Copy out all of the data below with no alterations.

## STORED RECORDS:
☆ ☆ ☆
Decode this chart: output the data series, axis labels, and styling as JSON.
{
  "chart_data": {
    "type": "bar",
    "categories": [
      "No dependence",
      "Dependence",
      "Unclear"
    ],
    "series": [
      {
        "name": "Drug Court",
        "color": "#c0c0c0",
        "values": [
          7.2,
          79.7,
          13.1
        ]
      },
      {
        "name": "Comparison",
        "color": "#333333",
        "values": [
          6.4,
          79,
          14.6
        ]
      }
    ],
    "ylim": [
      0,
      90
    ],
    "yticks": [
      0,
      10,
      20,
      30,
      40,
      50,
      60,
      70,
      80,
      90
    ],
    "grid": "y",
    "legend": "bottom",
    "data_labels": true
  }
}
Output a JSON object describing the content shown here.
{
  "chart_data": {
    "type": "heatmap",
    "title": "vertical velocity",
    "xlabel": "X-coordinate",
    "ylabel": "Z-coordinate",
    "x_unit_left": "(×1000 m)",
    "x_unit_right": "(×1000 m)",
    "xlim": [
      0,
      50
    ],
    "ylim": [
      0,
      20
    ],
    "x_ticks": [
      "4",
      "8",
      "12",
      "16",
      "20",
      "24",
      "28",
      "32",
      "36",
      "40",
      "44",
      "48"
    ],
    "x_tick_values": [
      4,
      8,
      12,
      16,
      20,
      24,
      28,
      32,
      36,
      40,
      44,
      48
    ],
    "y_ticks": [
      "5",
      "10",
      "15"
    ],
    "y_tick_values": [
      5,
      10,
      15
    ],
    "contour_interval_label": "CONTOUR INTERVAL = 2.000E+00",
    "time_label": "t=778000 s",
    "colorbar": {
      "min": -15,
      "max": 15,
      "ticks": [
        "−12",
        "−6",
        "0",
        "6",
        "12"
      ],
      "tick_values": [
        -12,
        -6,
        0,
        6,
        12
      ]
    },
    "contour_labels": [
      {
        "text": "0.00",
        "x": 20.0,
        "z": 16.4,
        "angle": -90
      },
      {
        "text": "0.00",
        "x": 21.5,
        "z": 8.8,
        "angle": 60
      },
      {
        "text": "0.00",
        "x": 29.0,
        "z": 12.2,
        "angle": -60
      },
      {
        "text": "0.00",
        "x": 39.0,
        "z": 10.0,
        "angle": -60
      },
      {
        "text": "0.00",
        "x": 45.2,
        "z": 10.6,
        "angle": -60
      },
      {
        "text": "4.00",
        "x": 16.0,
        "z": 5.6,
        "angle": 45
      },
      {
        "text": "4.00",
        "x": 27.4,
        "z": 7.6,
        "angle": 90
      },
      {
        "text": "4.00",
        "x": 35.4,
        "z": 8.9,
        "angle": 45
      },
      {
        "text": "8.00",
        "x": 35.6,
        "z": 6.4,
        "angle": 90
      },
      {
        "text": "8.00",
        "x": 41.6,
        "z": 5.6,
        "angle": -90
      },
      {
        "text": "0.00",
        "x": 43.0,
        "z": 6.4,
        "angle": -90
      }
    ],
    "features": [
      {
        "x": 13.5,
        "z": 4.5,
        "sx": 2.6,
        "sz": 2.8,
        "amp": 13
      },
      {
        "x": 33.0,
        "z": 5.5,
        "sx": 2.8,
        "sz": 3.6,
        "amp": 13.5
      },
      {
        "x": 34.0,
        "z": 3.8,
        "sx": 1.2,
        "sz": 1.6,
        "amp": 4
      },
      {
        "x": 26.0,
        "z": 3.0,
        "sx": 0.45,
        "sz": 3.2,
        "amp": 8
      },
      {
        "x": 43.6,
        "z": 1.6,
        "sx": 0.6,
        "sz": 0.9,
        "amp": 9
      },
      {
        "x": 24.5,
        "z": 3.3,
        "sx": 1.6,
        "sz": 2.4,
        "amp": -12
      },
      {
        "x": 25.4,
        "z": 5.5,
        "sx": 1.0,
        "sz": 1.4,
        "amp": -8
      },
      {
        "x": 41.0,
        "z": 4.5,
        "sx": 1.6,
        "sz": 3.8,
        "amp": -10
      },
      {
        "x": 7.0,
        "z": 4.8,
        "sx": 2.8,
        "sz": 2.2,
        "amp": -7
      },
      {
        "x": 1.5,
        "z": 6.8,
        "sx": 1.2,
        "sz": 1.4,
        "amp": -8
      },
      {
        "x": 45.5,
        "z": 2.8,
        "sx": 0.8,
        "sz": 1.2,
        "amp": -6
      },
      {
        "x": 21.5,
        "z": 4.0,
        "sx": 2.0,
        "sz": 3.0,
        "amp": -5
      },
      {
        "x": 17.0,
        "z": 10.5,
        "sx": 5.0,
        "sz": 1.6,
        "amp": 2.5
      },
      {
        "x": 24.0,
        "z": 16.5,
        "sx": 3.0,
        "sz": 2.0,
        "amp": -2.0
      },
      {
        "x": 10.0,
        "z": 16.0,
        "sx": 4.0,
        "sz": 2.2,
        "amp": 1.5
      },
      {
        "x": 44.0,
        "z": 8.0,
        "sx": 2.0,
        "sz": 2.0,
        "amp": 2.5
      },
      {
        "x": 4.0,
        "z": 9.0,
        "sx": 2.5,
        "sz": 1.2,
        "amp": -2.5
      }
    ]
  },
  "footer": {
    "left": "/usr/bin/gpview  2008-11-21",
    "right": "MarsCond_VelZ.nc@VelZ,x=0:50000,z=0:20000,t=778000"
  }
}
☆ ☆ ☆
## SOLUTION:
Decode this chart: output the data series, axis labels, and styling as JSON.
{
  "chart_data": {
    "type": "bar",
    "categories": [
      "No dependence",
      "Dependence",
      "Unclear"
    ],
    "series": [
      {
        "name": "Drug Court",
        "color": "#c0c0c0",
        "values": [
          7.2,
          79.7,
          13.1
        ]
      },
      {
        "name": "Comparison",
        "color": "#333333",
        "values": [
          6.4,
          79,
          14.6
        ]
      }
    ],
    "ylim": [
      0,
      90
    ],
    "yticks": [
      0,
      10,
      20,
      30,
      40,
      50,
      60,
      70,
      80,
      90
    ],
    "grid": "y",
    "legend": "bottom",
    "data_labels": true
  }
}
Output a JSON object describing the content shown here.
{
  "chart_data": {
    "type": "heatmap",
    "title": "vertical velocity",
    "xlabel": "X-coordinate",
    "ylabel": "Z-coordinate",
    "x_unit_left": "(×1000 m)",
    "x_unit_right": "(×1000 m)",
    "xlim": [
      0,
      50
    ],
    "ylim": [
      0,
      20
    ],
    "x_ticks": [
      "4",
      "8",
      "12",
      "16",
      "20",
      "24",
      "28",
      "32",
      "36",
      "40",
      "44",
      "48"
    ],
    "x_tick_values": [
      4,
      8,
      12,
      16,
      20,
      24,
      28,
      32,
      36,
      40,
      44,
      48
    ],
    "y_ticks": [
      "5",
      "10",
      "15"
    ],
    "y_tick_values": [
      5,
      10,
      15
    ],
    "contour_interval_label": "CONTOUR INTERVAL = 2.000E+00",
    "time_label": "t=778000 s",
    "colorbar": {
      "min": -15,
      "max": 15,
      "ticks": [
        "−12",
        "−6",
        "0",
        "6",
        "12"
      ],
      "tick_values": [
        -12,
        -6,
        0,
        6,
        12
      ]
    },
    "contour_labels": [
      {
        "text": "0.00",
        "x": 20.0,
        "z": 16.4,
        "angle": -90
      },
      {
        "text": "0.00",
        "x": 21.5,
        "z": 8.8,
        "angle": 60
      },
      {
        "text": "0.00",
        "x": 29.0,
        "z": 12.2,
        "angle": -60
      },
      {
        "text": "0.00",
        "x": 39.0,
        "z": 10.0,
        "angle": -60
      },
      {
        "text": "0.00",
        "x": 45.2,
        "z": 10.6,
        "angle": -60
      },
      {
        "text": "4.00",
        "x": 16.0,
        "z": 5.6,
        "angle": 45
      },
      {
        "text": "4.00",
        "x": 27.4,
        "z": 7.6,
        "angle": 90
      },
      {
        "text": "4.00",
        "x": 35.4,
        "z": 8.9,
        "angle": 45
      },
      {
        "text": "8.00",
        "x": 35.6,
        "z": 6.4,
        "angle": 90
      },
      {
        "text": "8.00",
        "x": 41.6,
        "z": 5.6,
        "angle": -90
      },
      {
        "text": "0.00",
        "x": 43.0,
        "z": 6.4,
        "angle": -90
      }
    ],
    "features": [
      {
        "x": 13.5,
        "z": 4.5,
        "sx": 2.6,
        "sz": 2.8,
        "amp": 13
      },
      {
        "x": 33.0,
        "z": 5.5,
        "sx": 2.8,
        "sz": 3.6,
        "amp": 13.5
      },
      {
        "x": 34.0,
        "z": 3.8,
        "sx": 1.2,
        "sz": 1.6,
        "amp": 4
      },
      {
        "x": 26.0,
        "z": 3.0,
        "sx": 0.45,
        "sz": 3.2,
        "amp": 8
      },
      {
        "x": 43.6,
        "z": 1.6,
        "sx": 0.6,
        "sz": 0.9,
        "amp": 9
      },
      {
        "x": 24.5,
        "z": 3.3,
        "sx": 1.6,
        "sz": 2.4,
        "amp": -12
      },
      {
        "x": 25.4,
        "z": 5.5,
        "sx": 1.0,
        "sz": 1.4,
        "amp": -8
      },
      {
        "x": 41.0,
        "z": 4.5,
        "sx": 1.6,
        "sz": 3.8,
        "amp": -10
      },
      {
        "x": 7.0,
        "z": 4.8,
        "sx": 2.8,
        "sz": 2.2,
        "amp": -7
      },
      {
        "x": 1.5,
        "z": 6.8,
        "sx": 1.2,
        "sz": 1.4,
        "amp": -8
      },
      {
        "x": 45.5,
        "z": 2.8,
        "sx": 0.8,
        "sz": 1.2,
        "amp": -6
      },
      {
        "x": 21.5,
        "z": 4.0,
        "sx": 2.0,
        "sz": 3.0,
        "amp": -5
      },
      {
        "x": 17.0,
        "z": 10.5,
        "sx": 5.0,
        "sz": 1.6,
        "amp": 2.5
      },
      {
        "x": 24.0,
        "z": 16.5,
        "sx": 3.0,
        "sz": 2.0,
        "amp": -2.0
      },
      {
        "x": 10.0,
        "z": 16.0,
        "sx": 4.0,
        "sz": 2.2,
        "amp": 1.5
      },
      {
        "x": 44.0,
        "z": 8.0,
        "sx": 2.0,
        "sz": 2.0,
        "amp": 2.5
      },
      {
        "x": 4.0,
        "z": 9.0,
        "sx": 2.5,
        "sz": 1.2,
        "amp": -2.5
      }
    ]
  },
  "footer": {
    "left": "/usr/bin/gpview  2008-11-21",
    "right": "MarsCond_VelZ.nc@VelZ,x=0:50000,z=0:20000,t=778000"
  }
}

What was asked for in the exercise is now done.